─── Data ───
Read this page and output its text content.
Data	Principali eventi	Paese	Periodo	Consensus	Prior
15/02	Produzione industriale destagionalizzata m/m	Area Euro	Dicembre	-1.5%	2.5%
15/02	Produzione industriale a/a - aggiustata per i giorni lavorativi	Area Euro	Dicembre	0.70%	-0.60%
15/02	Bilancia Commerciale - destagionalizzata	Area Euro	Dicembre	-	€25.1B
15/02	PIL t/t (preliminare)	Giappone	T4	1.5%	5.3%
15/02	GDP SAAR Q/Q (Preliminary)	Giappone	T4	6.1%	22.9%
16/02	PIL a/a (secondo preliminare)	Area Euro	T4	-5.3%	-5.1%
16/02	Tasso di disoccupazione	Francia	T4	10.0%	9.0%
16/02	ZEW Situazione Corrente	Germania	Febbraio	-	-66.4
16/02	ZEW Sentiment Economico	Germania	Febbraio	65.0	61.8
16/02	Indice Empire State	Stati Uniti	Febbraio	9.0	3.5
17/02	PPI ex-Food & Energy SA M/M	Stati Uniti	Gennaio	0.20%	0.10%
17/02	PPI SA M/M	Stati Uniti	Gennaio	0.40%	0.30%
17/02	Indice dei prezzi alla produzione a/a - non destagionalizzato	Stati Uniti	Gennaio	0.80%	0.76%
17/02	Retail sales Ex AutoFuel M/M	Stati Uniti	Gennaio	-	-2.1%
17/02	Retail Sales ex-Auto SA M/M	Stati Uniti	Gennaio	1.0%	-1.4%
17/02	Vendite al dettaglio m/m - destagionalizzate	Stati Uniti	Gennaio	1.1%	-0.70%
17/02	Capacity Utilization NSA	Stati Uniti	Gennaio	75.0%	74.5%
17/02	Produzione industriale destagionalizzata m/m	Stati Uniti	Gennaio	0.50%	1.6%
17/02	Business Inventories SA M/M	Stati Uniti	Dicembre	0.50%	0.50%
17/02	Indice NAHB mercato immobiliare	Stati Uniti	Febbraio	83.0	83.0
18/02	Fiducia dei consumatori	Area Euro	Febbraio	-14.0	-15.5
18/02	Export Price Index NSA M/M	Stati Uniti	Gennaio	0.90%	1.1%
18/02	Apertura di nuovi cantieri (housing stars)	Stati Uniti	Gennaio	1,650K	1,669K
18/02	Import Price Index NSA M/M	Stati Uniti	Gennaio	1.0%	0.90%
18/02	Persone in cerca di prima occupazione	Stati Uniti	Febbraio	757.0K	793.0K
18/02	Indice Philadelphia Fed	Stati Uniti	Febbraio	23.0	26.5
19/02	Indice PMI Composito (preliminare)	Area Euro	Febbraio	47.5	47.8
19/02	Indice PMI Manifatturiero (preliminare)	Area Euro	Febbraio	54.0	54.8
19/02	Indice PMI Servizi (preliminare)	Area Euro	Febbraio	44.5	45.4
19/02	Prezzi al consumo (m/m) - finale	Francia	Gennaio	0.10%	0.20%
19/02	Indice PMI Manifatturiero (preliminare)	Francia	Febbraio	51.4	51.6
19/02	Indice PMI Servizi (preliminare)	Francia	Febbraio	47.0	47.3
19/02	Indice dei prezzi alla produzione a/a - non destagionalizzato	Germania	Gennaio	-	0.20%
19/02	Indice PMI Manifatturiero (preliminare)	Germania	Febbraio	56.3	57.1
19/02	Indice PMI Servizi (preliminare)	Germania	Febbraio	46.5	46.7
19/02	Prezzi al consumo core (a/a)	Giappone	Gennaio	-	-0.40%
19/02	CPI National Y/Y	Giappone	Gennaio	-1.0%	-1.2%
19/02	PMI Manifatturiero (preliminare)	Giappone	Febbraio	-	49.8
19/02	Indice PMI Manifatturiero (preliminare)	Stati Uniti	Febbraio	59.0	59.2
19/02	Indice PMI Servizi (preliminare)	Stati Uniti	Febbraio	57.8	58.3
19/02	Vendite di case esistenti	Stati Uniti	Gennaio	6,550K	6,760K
───
Exercise brief ::
Repeat the material from above exactly, word for word.

Result of this exercise ::
Read this page and output its text content.
Data	Principali eventi	Paese	Periodo	Consensus	Prior
15/02	Produzione industriale destagionalizzata m/m	Area Euro	Dicembre	-1.5%	2.5%
15/02	Produzione industriale a/a - aggiustata per i giorni lavorativi	Area Euro	Dicembre	0.70%	-0.60%
15/02	Bilancia Commerciale - destagionalizzata	Area Euro	Dicembre	-	€25.1B
15/02	PIL t/t (preliminare)	Giappone	T4	1.5%	5.3%
15/02	GDP SAAR Q/Q (Preliminary)	Giappone	T4	6.1%	22.9%
16/02	PIL a/a (secondo preliminare)	Area Euro	T4	-5.3%	-5.1%
16/02	Tasso di disoccupazione	Francia	T4	10.0%	9.0%
16/02	ZEW Situazione Corrente	Germania	Febbraio	-	-66.4
16/02	ZEW Sentiment Economico	Germania	Febbraio	65.0	61.8
16/02	Indice Empire State	Stati Uniti	Febbraio	9.0	3.5
17/02	PPI ex-Food & Energy SA M/M	Stati Uniti	Gennaio	0.20%	0.10%
17/02	PPI SA M/M	Stati Uniti	Gennaio	0.40%	0.30%
17/02	Indice dei prezzi alla produzione a/a - non destagionalizzato	Stati Uniti	Gennaio	0.80%	0.76%
17/02	Retail sales Ex AutoFuel M/M	Stati Uniti	Gennaio	-	-2.1%
17/02	Retail Sales ex-Auto SA M/M	Stati Uniti	Gennaio	1.0%	-1.4%
17/02	Vendite al dettaglio m/m - destagionalizzate	Stati Uniti	Gennaio	1.1%	-0.70%
17/02	Capacity Utilization NSA	Stati Uniti	Gennaio	75.0%	74.5%
17/02	Produzione industriale destagionalizzata m/m	Stati Uniti	Gennaio	0.50%	1.6%
17/02	Business Inventories SA M/M	Stati Uniti	Dicembre	0.50%	0.50%
17/02	Indice NAHB mercato immobiliare	Stati Uniti	Febbraio	83.0	83.0
18/02	Fiducia dei consumatori	Area Euro	Febbraio	-14.0	-15.5
18/02	Export Price Index NSA M/M	Stati Uniti	Gennaio	0.90%	1.1%
18/02	Apertura di nuovi cantieri (housing stars)	Stati Uniti	Gennaio	1,650K	1,669K
18/02	Import Price Index NSA M/M	Stati Uniti	Gennaio	1.0%	0.90%
18/02	Persone in cerca di prima occupazione	Stati Uniti	Febbraio	757.0K	793.0K
18/02	Indice Philadelphia Fed	Stati Uniti	Febbraio	23.0	26.5
19/02	Indice PMI Composito (preliminare)	Area Euro	Febbraio	47.5	47.8
19/02	Indice PMI Manifatturiero (preliminare)	Area Euro	Febbraio	54.0	54.8
19/02	Indice PMI Servizi (preliminare)	Area Euro	Febbraio	44.5	45.4
19/02	Prezzi al consumo (m/m) - finale	Francia	Gennaio	0.10%	0.20%
19/02	Indice PMI Manifatturiero (preliminare)	Francia	Febbraio	51.4	51.6
19/02	Indice PMI Servizi (preliminare)	Francia	Febbraio	47.0	47.3
19/02	Indice dei prezzi alla produzione a/a - non destagionalizzato	Germania	Gennaio	-	0.20%
19/02	Indice PMI Manifatturiero (preliminare)	Germania	Febbraio	56.3	57.1
19/02	Indice PMI Servizi (preliminare)	Germania	Febbraio	46.5	46.7
19/02	Prezzi al consumo core (a/a)	Giappone	Gennaio	-	-0.40%
19/02	CPI National Y/Y	Giappone	Gennaio	-1.0%	-1.2%
19/02	PMI Manifatturiero (preliminare)	Giappone	Febbraio	-	49.8
19/02	Indice PMI Manifatturiero (preliminare)	Stati Uniti	Febbraio	59.0	59.2
19/02	Indice PMI Servizi (preliminare)	Stati Uniti	Febbraio	57.8	58.3
19/02	Vendite di case esistenti	Stati Uniti	Gennaio	6,550K	6,760K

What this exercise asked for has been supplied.